> [Instruction]
Please update the entries below by replacing "smallest" with "lowest" wherever it occurs, leaving everything else unchanged. Leave the picture lines out of your answer.

> [Stored data]

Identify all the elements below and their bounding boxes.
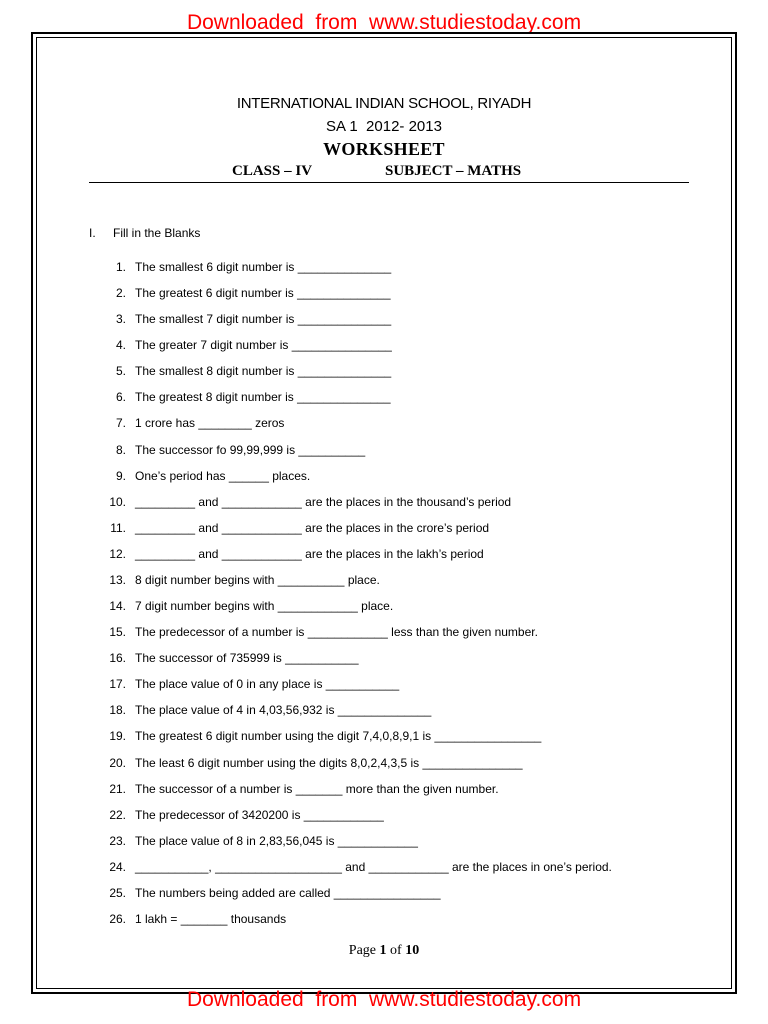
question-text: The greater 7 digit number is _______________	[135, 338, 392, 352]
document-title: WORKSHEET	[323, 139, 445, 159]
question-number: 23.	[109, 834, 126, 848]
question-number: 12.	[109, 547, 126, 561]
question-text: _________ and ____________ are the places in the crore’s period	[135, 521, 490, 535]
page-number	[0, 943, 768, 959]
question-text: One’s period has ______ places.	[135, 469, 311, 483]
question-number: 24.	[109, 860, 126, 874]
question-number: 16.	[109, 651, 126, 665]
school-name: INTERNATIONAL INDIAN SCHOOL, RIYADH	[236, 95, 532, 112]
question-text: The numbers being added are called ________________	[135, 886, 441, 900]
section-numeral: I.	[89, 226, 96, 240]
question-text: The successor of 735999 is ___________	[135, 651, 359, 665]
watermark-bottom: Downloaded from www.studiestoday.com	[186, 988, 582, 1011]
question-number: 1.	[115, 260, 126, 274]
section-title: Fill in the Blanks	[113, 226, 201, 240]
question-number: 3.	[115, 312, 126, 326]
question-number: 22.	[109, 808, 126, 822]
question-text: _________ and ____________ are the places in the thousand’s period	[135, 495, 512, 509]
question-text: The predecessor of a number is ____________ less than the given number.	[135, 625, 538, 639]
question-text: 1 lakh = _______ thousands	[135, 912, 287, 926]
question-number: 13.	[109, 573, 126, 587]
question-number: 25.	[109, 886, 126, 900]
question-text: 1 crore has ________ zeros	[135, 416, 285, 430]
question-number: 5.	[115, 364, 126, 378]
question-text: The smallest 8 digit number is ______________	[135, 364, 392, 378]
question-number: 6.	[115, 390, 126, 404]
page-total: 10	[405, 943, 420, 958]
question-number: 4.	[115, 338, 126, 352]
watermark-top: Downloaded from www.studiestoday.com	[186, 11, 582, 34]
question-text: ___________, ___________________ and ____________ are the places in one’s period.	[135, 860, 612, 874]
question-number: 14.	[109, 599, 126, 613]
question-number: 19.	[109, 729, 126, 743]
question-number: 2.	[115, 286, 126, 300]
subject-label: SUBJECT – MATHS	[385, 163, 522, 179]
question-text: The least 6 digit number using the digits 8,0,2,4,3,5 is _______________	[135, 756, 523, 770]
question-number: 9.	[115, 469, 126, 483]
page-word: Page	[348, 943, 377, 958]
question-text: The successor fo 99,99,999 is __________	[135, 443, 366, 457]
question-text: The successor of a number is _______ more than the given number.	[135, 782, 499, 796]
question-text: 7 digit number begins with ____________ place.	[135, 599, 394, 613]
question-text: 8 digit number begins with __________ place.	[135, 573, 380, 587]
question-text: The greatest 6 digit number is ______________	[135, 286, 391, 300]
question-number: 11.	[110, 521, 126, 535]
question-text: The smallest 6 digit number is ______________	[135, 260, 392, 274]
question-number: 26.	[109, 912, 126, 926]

> [Result of this task]
Identify all the elements below and their bounding boxes.
question-text: The greater 7 digit number is _______________	[135, 338, 392, 352]
document-title: WORKSHEET	[323, 139, 445, 159]
question-number: 23.	[109, 834, 126, 848]
question-number: 12.	[109, 547, 126, 561]
question-text: _________ and ____________ are the places in the crore’s period	[135, 521, 490, 535]
page-number	[0, 943, 768, 959]
question-text: One’s period has ______ places.	[135, 469, 311, 483]
question-number: 24.	[109, 860, 126, 874]
question-number: 16.	[109, 651, 126, 665]
school-name: INTERNATIONAL INDIAN SCHOOL, RIYADH	[236, 95, 532, 112]
question-text: The numbers being added are called ________________	[135, 886, 441, 900]
section-numeral: I.	[89, 226, 96, 240]
question-text: The successor of 735999 is ___________	[135, 651, 359, 665]
watermark-bottom: Downloaded from www.studiestoday.com	[186, 988, 582, 1011]
question-number: 1.	[115, 260, 126, 274]
section-title: Fill in the Blanks	[113, 226, 201, 240]
question-number: 3.	[115, 312, 126, 326]
question-number: 22.	[109, 808, 126, 822]
question-text: _________ and ____________ are the places in the thousand’s period	[135, 495, 512, 509]
question-text: The predecessor of a number is ____________ less than the given number.	[135, 625, 538, 639]
question-text: 1 lakh = _______ thousands	[135, 912, 287, 926]
question-number: 13.	[109, 573, 126, 587]
question-number: 25.	[109, 886, 126, 900]
question-text: 1 crore has ________ zeros	[135, 416, 285, 430]
question-number: 5.	[115, 364, 126, 378]
question-text: The lowest 8 digit number is ______________	[135, 364, 392, 378]
question-number: 6.	[115, 390, 126, 404]
page-total: 10	[405, 943, 420, 958]
question-number: 4.	[115, 338, 126, 352]
watermark-top: Downloaded from www.studiestoday.com	[186, 11, 582, 34]
question-text: ___________, ___________________ and ____________ are the places in one’s period.	[135, 860, 612, 874]
question-number: 14.	[109, 599, 126, 613]
question-number: 19.	[109, 729, 126, 743]
question-number: 2.	[115, 286, 126, 300]
subject-label: SUBJECT – MATHS	[385, 163, 522, 179]
question-text: The least 6 digit number using the digits 8,0,2,4,3,5 is _______________	[135, 756, 523, 770]
question-number: 9.	[115, 469, 126, 483]
page-word: Page	[348, 943, 377, 958]
question-text: The successor fo 99,99,999 is __________	[135, 443, 366, 457]
question-text: The successor of a number is _______ more than the given number.	[135, 782, 499, 796]
question-text: 7 digit number begins with ____________ place.	[135, 599, 394, 613]
question-text: 8 digit number begins with __________ place.	[135, 573, 380, 587]
question-text: The greatest 6 digit number is ______________	[135, 286, 391, 300]
question-number: 11.	[110, 521, 126, 535]
question-text: The lowest 6 digit number is ______________	[135, 260, 392, 274]
question-number: 26.	[109, 912, 126, 926]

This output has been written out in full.